TEXTO DE LECTURA:
Noticias médicas

Publicado el 17 de enero de 2006

Cáncer ginecológico

La quimioterapia intraperitoneal aumenta la supervivencia de pacientes con cáncer de ovario

El promedio de supervivencia aumentó significativamente para las mujeres que recibieron terapia intraperitoneal.

En pacientes con cáncer de ovario, la quimioterapia administrada a través de un catéter abdominal podría ofrecerles la oportunidad de una supervivencia más larga que con el tratamiento estándar, según señala un estudio coordinado por un equipo del Johns Hopkins Kimmel Cancer Center (Estados Unidos), que publica “The New England Journal of Medicine”.

En dicho estudio, se comparó el método intraperitoneal para administrar quimioterapia con la quimioterapia intravenosa de uso más común. Los investigadores hallaron que con el primero método el tiempo medio de supervivencia para las mujeres con cáncer de ovario en fase III podía aumentar en cerca de 16 meses, hasta alcanzar en promedio 65,5 meses.

Se seleccionaron 415 mujeres con cáncer de ovario de etapa III, extirpado con éxito. Únicamente aquellas mujeres con una masa restante de menos de un centímetro participaron en el estudio.

De manera aleatoria, se dividió a las pacientes en dos grupos. Uno, recibió quimioterapia intravenosa estándar con paclitaxel y cisplatina. El otro, una combinación de paclitaxel intravenoso e intraperitoneal y cisplatina intraperitoneal, en dosis más altas que las administradas al grupo de sólo intravenoso. Además en el segundo grupo, se administró también paclitaxel mediante ambos métodos, dado que no se propagó al resto del organismo igual de bien que la cisplatina administrada a través del abdomen.

Se programaron seis ciclos de tratamiento para las pacientes de ambos grupos, para ser administrados aproximadamente cada tres semanas.

MATERIAL PROPORCIONADO:
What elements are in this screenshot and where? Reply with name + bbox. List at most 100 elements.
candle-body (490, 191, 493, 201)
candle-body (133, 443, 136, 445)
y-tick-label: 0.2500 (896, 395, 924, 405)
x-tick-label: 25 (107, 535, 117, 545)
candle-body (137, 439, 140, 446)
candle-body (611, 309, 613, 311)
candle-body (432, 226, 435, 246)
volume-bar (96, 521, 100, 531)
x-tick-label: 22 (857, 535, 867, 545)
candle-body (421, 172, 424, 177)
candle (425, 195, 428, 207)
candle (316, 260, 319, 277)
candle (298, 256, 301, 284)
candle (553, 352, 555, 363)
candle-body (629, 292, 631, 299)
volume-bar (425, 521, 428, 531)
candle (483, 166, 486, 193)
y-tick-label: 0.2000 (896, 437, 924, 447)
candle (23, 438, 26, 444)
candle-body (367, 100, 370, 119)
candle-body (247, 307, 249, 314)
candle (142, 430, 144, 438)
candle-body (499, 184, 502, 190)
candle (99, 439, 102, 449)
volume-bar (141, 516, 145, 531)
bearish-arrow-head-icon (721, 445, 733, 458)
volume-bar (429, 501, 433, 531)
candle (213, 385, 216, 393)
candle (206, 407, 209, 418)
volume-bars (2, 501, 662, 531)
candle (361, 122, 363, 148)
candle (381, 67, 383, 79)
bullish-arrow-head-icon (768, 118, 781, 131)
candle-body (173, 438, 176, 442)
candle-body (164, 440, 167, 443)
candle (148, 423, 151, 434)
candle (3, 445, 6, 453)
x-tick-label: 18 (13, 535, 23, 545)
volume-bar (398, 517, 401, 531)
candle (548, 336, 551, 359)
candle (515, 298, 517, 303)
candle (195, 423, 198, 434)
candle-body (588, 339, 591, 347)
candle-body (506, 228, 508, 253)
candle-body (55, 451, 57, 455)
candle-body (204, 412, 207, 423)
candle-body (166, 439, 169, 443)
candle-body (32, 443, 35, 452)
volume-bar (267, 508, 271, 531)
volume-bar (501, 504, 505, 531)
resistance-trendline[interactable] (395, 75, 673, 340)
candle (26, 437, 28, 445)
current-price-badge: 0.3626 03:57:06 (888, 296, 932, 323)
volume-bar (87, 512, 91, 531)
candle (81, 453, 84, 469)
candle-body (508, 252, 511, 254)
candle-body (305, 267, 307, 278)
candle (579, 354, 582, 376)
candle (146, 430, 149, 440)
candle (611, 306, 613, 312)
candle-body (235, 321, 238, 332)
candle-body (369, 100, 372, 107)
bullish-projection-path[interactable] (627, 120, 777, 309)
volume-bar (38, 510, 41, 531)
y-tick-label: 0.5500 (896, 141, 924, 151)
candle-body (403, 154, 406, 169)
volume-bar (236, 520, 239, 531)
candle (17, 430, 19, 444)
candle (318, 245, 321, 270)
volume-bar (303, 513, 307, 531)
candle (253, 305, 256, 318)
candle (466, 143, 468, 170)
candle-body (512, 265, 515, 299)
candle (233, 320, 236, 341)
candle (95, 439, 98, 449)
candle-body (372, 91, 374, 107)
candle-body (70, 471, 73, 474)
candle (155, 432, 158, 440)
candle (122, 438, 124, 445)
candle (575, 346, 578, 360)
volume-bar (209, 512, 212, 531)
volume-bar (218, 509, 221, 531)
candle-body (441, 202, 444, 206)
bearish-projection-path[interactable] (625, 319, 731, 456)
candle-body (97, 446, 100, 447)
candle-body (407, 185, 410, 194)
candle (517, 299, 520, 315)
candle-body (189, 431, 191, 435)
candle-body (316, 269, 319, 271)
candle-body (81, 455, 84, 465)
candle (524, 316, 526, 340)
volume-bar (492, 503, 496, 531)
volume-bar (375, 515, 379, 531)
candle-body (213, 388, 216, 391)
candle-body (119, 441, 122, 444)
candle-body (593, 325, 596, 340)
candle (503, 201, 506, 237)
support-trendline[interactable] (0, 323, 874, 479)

QUÉ HARÁS:
Escribe la continuación de la noticia sobre la quimioterapia intraperitoneal en el cáncer de ovario, empezando justo después de la última oración del texto de lectura.

RESULTADO DE LA TAREA:
Las pacientes del grupo intraperitoneal fueron más propensas a sufrir efectos secundarios, como dificultades gastrointestinales, problemas hematológicos, infecciones, fatiga, dolor y problemas neurológicos. Menos de la mitad completó los seis ciclos de terapia intraperitoneal, aunque la mayoría sí lo hizo, respecto a la administración intravenosa de la quimioterapia. Según los investigadores, la razón más común para interrumpir la terapia intraperitoneal fueron problemas relacionados con el catéter.

Las pacientes del grupo intraperitoneal también informaron una menor calidad de vida durante y poco después de la quimioterapia. Pero, cuando la calidad de vida se evaluó luego de un año de tratamiento, los resultados fueron similares para ambos grupos.

Sin embargo, el promedio de supervivencia aumentó significativamente para las mujeres que recibieron terapia intraperitoneal. Según los investigadores, si bien las pacientes que recibieron quimioterapia intravenosa obtuvieron una supervivencia de 49,7 meses, para las del grupo de combinación la supervivencia media fue de 65,6 meses, un aumento del 2% de supervivencia.

El estudio halló que promedio de tiempo antes de la recurrencia también fue más largo para las pacientes que recibieron la terapia de combinación. En concreto, 23,8 meses por 18,3 meses para las que sólo recibieron en la terapia intravenosa.